§ Short problem: Set down the passage on simplifying the fraction with square roots in full, word for word and symbol for symbol.

§ Given text:
------------------------------------------------------------
By a similar process we get that the denominator is

$$den = \frac{a-b}{\sqrt a+\sqrt b}-\sqrt{a} = \frac{-b-\sqrt{ab}}{\sqrt{a}+\sqrt{b}}$$

Now when you put them back together, you use the following rule: $$\frac{\frac{a}{d}}{\frac{b}{d}} = \frac{a}{b}$$ to get

$$x = \frac{a+\sqrt{ab}}{-b-\sqrt{ab}}$$

Now try spliting $a$ into $\sqrt{a}\sqrt{a}$ and $-b$ into $-\sqrt{b}\sqrt{b}$ and use some algebraic manipulation to get to the final result.

EDIT: as per request, I will go further. (Notice that I had a very unfortunate sign flipped on the simplification of the denominator above)
------------------------------------------------------------
§ Record extracts:
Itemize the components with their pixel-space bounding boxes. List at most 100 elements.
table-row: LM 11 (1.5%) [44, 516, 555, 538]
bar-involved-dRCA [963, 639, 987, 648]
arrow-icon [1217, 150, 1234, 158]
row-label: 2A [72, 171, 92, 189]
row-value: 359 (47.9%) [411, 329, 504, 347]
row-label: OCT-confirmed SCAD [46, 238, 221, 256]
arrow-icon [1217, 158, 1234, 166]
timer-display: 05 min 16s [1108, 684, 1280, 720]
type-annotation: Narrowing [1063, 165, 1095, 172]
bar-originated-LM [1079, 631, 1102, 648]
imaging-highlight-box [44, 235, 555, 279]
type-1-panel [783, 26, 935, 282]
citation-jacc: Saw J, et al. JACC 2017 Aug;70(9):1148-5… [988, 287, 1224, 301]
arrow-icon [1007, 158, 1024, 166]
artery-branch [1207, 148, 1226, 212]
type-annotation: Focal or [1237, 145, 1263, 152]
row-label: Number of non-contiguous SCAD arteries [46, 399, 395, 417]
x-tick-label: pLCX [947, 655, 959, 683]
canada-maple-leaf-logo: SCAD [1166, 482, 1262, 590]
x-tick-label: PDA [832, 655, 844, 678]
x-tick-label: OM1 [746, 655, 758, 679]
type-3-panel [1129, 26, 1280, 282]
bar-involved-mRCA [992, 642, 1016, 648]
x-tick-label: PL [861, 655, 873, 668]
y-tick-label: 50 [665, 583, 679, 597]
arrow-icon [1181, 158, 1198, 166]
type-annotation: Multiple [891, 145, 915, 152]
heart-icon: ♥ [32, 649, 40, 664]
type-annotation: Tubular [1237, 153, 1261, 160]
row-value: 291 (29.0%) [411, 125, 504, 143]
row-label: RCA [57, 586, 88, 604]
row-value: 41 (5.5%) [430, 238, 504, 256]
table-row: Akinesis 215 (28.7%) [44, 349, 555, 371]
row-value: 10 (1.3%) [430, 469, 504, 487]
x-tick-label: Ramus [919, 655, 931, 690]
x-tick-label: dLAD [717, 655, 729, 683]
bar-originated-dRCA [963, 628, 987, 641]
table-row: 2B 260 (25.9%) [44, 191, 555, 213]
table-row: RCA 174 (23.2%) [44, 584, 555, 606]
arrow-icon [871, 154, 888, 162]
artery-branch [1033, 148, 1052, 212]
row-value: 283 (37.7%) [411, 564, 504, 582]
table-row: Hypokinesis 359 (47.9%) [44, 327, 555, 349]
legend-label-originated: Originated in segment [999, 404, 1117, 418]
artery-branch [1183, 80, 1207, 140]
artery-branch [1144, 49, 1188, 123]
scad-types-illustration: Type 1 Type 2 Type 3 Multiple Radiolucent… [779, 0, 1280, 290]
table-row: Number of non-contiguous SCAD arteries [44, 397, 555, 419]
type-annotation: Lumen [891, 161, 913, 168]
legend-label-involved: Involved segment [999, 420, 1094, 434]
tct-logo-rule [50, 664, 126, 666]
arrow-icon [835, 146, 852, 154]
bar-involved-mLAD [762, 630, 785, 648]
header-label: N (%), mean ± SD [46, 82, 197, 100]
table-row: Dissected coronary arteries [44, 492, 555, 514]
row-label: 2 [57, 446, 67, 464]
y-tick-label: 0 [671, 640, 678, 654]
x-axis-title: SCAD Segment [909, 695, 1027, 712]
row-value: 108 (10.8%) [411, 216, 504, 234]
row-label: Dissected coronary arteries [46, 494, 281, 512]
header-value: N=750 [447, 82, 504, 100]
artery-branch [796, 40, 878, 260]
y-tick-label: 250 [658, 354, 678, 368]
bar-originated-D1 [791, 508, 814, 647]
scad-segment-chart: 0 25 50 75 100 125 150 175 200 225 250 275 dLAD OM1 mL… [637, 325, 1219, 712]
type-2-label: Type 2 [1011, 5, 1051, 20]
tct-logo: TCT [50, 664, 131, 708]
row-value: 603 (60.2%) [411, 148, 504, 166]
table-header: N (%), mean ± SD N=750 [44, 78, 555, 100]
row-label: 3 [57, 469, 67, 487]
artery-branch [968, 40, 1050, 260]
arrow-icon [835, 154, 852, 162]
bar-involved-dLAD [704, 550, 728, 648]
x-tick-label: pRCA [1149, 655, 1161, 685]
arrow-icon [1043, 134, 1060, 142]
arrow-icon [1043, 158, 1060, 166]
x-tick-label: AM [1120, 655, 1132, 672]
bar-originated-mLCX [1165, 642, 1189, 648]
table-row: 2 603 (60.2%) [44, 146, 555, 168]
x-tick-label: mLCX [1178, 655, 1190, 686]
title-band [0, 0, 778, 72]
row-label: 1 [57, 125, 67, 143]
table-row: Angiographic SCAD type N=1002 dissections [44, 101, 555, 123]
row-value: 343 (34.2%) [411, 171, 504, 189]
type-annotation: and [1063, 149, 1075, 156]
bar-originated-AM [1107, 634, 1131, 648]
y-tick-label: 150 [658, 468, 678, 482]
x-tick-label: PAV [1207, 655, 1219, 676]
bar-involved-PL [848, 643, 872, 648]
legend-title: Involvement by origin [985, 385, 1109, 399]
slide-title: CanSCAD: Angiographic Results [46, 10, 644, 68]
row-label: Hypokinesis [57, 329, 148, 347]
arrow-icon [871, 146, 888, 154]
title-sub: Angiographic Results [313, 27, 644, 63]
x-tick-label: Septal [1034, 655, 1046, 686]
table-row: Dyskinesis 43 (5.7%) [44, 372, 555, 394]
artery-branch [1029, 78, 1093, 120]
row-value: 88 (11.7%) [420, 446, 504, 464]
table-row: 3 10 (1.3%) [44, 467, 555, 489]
------------------------------------------------------------
§ The reply:
By a similar process we get that the denominator is

$$den = \frac{a-b}{\sqrt a+\sqrt b}-\sqrt{a} = \frac{-b-\sqrt{ab}}{\sqrt{a}+\sqrt{b}}$$

Now when you put them back together, you use the following rule: $$\frac{\frac{a}{d}}{\frac{b}{d}} = \frac{a}{b}$$ to get

$$x = \frac{a+\sqrt{ab}}{-b-\sqrt{ab}}$$

Now try spliting $a$ into $\sqrt{a}\sqrt{a}$ and $-b$ into $-\sqrt{b}\sqrt{b}$ and use some algebraic manipulation to get to the final result.

EDIT: as per request, I will go further. (Notice that I had a very unfortunate sign flipped on the simplification of the denominator above)